**Exercise details**
Edit the items from the beginning through the line containing "marker-stroke: [394, 510, 410, 526]", replacing "data-point-actual" with "observed-point" and keeping everything else the same.

**Given data**

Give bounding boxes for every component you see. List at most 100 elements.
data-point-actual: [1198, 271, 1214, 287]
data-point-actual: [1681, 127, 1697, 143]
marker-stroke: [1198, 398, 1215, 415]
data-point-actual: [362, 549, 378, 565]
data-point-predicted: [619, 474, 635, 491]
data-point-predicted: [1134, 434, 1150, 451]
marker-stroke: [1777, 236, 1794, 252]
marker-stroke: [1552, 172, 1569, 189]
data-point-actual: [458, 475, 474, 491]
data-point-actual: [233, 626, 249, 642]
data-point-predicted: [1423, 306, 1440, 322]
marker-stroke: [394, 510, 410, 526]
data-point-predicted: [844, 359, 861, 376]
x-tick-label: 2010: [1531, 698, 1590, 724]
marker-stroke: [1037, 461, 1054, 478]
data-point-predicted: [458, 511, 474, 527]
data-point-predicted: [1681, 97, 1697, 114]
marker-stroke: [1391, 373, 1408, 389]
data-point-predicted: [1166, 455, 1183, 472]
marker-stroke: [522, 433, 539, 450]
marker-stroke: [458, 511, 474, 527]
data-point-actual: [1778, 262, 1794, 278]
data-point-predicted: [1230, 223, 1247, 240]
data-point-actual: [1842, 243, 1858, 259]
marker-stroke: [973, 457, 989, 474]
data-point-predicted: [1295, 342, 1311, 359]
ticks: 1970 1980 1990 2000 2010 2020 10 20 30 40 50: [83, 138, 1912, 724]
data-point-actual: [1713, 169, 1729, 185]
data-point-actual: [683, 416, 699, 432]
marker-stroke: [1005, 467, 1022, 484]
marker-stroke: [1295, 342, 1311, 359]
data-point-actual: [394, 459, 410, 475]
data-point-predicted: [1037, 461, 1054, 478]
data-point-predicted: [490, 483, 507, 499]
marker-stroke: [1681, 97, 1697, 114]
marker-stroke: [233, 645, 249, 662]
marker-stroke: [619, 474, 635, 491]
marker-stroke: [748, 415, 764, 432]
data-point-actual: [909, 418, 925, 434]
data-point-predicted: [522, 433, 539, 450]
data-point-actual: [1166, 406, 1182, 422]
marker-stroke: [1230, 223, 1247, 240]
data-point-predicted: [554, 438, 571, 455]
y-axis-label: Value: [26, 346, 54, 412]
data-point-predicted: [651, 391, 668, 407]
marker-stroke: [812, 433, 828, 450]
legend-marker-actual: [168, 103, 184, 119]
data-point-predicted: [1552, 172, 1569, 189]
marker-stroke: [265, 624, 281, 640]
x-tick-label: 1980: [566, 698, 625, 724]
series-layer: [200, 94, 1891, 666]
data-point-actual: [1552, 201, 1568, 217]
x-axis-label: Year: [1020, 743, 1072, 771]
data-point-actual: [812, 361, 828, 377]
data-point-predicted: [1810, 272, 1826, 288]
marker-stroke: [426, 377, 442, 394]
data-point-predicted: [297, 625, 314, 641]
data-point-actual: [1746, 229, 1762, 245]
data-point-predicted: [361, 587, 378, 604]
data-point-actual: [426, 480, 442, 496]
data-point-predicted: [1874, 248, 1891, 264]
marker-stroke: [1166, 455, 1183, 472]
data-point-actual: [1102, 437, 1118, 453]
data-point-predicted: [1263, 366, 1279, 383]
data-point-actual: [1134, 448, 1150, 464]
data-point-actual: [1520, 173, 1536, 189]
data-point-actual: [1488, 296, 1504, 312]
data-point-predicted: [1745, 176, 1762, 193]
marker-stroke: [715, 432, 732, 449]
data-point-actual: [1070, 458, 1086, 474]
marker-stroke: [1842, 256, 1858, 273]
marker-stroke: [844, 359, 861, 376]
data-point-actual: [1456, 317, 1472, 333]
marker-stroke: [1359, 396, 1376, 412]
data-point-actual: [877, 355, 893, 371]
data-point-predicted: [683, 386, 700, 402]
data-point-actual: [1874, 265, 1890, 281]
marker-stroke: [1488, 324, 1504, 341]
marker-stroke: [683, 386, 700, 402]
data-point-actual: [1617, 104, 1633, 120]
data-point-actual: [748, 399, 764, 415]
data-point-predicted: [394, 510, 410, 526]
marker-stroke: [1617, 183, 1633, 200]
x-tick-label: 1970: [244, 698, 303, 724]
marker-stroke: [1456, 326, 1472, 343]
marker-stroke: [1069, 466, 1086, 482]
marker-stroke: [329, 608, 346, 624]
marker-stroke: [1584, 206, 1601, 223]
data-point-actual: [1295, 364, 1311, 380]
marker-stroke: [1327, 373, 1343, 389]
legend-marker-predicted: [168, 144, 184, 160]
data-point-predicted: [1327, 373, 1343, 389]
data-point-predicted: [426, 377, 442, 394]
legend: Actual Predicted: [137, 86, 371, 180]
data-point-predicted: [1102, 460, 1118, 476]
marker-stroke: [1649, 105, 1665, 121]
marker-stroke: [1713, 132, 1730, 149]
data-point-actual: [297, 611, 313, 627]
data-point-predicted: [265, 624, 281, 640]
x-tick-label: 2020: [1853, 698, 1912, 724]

**Solved exercise**
Give bounding boxes for every component you see. List at most 100 elements.
observed-point: [1198, 271, 1214, 287]
observed-point: [1681, 127, 1697, 143]
marker-stroke: [1198, 398, 1215, 415]
observed-point: [362, 549, 378, 565]
data-point-predicted: [619, 474, 635, 491]
data-point-predicted: [1134, 434, 1150, 451]
marker-stroke: [1777, 236, 1794, 252]
marker-stroke: [1552, 172, 1569, 189]
observed-point: [458, 475, 474, 491]
observed-point: [233, 626, 249, 642]
data-point-predicted: [1423, 306, 1440, 322]
marker-stroke: [394, 510, 410, 526]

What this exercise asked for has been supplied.